____ Source excerpt

Leaked documents: European data protection reform is badly broken

By Diego Naranjo

Brussels, Belgium. New leaked documents show that European countries, pushed by Germany, are systematically working to destroy the fabric of European privacy legislation. Under the current proposals, far from being provided with security fit for the digital age, Europe’s citizens right to data protection would be devoid of meaning.

The Regulation is becoming an empty shell”, said Joe McNamee, Executive Director of European Digital Rights. “Not content with destroying key elements of the proposal, the EU Member States are rigorously, systematically and thoroughly undermining the meaning of every article, every paragraph, almost every single comma and full stop in the original proposal.

Leaked documents from the Council
According to the leaked proposals, crucial privacy protections have been drastically undermined, including the right to be asked for consent, the right to know how your data are used and the right to object to your data being used, minimum standards of behaviour for companies exploiting individuals’ data. In several places, the text would not likely pass judicial scrutiny under Europe’s human rights framework.

Background
In 2012, the European Commission made a proposal, which was amended and accepted by the European Parliament in 2014, to modernise and reform European privacy legislation. This update is urgently needed, due to the challenges of new technology.

________

▸ Stated exercise 1
In the piece on European data protection reform, in what year did the European Commission make its proposal to modernize privacy legislation?
▸ Stated exercise 2
Please carry on with the piece on European data protection reform, picking up right after its last sentence.

____ Supplied entries

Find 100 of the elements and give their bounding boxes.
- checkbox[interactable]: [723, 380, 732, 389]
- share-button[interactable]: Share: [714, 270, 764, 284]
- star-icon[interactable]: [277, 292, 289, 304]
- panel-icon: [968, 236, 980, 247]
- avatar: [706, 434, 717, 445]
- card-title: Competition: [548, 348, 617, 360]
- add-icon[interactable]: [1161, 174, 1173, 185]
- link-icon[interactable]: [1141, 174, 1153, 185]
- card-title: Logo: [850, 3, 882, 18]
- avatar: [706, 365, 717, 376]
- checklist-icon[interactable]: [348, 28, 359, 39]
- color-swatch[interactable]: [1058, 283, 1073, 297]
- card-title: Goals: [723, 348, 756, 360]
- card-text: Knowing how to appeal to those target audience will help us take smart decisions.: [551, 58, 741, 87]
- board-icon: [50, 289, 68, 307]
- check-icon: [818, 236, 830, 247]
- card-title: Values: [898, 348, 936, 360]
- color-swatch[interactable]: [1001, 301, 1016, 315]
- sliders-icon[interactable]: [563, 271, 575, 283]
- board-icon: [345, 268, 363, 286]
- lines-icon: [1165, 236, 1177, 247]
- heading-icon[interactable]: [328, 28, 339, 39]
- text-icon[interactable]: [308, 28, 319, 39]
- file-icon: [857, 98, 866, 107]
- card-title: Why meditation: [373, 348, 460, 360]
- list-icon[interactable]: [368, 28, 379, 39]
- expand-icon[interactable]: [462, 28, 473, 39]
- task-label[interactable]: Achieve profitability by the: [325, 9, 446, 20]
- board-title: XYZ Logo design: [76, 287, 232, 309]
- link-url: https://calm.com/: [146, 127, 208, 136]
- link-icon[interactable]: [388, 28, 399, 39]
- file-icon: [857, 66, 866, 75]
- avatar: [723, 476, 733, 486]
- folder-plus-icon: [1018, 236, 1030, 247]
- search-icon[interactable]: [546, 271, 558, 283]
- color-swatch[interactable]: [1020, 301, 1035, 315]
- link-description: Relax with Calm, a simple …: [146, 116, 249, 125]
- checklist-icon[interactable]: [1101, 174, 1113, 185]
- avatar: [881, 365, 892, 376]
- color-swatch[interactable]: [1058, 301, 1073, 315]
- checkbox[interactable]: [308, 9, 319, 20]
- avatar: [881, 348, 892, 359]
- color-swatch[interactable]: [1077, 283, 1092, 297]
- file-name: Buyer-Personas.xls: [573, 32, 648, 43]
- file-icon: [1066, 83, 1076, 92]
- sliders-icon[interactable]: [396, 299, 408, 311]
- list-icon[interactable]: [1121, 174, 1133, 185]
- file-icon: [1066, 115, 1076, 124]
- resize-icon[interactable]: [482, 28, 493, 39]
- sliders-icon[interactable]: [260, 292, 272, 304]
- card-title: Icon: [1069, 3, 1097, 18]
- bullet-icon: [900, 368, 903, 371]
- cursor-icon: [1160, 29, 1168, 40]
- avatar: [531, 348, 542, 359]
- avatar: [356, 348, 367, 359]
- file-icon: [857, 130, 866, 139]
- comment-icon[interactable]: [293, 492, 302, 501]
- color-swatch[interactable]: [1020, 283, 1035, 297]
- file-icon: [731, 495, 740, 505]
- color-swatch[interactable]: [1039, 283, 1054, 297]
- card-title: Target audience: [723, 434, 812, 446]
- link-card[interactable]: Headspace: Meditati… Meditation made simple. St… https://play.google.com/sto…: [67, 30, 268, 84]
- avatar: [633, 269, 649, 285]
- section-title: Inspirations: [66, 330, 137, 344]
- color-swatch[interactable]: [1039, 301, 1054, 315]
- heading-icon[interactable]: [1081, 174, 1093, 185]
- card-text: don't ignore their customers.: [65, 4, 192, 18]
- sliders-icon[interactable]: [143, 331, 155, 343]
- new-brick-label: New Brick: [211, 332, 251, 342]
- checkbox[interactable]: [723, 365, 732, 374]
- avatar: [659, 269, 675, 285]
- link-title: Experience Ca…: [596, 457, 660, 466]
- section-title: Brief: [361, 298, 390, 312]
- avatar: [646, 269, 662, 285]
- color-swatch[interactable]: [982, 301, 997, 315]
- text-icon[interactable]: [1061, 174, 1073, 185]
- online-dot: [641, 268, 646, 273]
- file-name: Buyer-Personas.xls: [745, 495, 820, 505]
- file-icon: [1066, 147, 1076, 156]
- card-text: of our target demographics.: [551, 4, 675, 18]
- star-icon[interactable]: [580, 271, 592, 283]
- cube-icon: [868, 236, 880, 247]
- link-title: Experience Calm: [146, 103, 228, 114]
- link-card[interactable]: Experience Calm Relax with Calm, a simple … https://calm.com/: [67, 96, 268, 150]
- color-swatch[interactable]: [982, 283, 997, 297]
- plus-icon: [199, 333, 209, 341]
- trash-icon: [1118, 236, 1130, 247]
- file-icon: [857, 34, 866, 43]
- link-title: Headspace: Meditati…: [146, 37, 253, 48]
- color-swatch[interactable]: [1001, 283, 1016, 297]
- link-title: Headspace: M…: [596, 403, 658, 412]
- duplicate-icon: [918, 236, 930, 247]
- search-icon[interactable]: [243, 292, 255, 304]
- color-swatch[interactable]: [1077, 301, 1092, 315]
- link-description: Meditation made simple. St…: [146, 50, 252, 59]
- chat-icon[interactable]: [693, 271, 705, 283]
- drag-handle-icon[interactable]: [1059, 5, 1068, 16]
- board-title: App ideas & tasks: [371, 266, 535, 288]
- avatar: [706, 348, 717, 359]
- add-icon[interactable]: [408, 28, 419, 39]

________

▸ Final answer 1
2012

▸ Final answer 2
Faced with profiling, digitisation of health data and online tracking, every corner of our lives is increasingly being invaded by “big data”. With enough data, a tracking company or government can know even more than we do about our own preferences, our motivations, our health, relationships and our politics than even our closest friends or family.

What happens next?
The Council is trying to complete its work by the summer, before negotiating with the Parliament on a compromise. Unless something is done urgently, the Council will simply complete its agreement, at which stage only an absolute majority of the European Parliament would be the only way of saving Europe’s data protection reform

Background documents:

Analysis produced by EDRi, Access, Panoptykon Foundation, and Privacy International of the leaked Council texts in one pagers highlighting the most problematic issues:

eudatap-broken

Direct download (pdf)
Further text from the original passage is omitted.